Task brief:
Determine the number of lines that contain the word "Juni", then state that number and nothing more.

Records provided:
********************

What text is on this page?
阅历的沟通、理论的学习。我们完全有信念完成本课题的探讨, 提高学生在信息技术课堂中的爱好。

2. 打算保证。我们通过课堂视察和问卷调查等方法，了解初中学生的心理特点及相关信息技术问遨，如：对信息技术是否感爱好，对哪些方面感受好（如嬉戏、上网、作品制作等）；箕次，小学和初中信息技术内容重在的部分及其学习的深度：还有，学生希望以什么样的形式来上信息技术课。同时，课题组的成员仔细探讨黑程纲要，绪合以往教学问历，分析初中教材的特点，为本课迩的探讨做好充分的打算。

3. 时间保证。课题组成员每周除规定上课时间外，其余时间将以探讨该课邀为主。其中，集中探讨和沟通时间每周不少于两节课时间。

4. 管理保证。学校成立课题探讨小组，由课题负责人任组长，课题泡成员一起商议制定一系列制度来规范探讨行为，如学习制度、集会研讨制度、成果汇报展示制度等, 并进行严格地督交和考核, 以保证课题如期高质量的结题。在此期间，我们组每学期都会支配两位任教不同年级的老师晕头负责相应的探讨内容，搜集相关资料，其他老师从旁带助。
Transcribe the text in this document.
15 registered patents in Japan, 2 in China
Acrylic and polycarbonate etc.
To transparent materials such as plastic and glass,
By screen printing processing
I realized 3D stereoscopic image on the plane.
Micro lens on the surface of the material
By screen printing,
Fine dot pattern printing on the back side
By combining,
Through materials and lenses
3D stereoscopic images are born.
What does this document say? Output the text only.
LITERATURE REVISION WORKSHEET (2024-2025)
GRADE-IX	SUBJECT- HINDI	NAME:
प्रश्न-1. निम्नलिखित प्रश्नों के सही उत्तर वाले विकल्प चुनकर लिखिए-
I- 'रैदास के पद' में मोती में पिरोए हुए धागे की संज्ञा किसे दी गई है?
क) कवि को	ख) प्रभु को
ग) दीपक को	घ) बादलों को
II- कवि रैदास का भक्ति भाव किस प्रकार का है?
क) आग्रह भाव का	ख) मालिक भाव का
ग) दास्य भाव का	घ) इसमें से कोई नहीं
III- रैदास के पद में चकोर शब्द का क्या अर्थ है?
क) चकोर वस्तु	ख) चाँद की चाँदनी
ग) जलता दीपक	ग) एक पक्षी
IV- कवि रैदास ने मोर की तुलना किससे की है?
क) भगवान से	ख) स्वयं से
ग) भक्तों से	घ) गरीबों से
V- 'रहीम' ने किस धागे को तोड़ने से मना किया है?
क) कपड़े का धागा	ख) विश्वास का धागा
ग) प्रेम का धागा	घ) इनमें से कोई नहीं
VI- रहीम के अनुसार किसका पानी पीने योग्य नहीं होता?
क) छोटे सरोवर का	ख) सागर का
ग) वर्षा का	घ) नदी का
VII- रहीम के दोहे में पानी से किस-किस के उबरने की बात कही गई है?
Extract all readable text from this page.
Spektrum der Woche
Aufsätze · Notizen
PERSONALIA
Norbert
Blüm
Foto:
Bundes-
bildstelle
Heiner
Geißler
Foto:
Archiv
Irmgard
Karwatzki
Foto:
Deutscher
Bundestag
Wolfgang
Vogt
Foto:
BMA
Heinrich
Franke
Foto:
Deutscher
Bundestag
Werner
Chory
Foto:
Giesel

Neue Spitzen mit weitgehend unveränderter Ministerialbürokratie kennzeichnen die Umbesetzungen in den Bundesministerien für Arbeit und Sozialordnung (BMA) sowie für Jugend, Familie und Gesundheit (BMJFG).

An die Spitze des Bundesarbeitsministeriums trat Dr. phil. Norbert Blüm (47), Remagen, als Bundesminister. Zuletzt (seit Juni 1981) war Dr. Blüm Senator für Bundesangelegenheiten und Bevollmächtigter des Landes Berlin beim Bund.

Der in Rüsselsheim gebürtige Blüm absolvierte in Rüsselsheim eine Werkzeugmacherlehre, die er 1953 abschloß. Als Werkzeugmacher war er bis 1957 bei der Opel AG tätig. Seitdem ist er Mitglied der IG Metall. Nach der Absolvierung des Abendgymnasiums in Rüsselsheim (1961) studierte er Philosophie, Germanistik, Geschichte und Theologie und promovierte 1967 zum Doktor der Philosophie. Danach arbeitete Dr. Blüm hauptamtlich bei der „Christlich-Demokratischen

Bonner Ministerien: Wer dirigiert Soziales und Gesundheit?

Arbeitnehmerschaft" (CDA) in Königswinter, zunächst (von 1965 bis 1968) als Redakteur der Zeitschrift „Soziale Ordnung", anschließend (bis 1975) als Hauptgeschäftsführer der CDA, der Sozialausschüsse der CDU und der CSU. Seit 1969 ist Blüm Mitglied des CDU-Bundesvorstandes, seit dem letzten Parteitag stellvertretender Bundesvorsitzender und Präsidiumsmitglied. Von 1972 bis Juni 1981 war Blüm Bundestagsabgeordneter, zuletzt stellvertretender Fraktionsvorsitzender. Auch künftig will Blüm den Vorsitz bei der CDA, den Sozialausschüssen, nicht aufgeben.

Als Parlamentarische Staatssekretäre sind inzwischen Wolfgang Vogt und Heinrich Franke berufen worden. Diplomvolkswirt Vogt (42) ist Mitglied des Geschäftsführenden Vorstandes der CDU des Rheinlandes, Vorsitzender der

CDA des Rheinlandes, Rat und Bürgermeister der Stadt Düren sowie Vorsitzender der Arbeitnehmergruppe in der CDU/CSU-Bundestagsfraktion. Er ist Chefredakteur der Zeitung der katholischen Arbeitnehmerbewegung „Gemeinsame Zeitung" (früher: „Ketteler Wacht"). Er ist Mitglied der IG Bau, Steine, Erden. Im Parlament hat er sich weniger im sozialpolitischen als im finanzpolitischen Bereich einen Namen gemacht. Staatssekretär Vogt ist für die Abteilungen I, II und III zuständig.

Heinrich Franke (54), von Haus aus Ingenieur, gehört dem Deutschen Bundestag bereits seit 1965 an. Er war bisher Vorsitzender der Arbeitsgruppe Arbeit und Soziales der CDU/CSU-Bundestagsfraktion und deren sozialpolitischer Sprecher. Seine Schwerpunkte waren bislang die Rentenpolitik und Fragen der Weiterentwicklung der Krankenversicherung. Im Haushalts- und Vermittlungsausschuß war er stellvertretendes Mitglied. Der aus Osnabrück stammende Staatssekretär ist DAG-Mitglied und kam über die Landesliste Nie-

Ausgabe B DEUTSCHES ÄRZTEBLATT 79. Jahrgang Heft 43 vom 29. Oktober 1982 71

********************

Expected answer:
2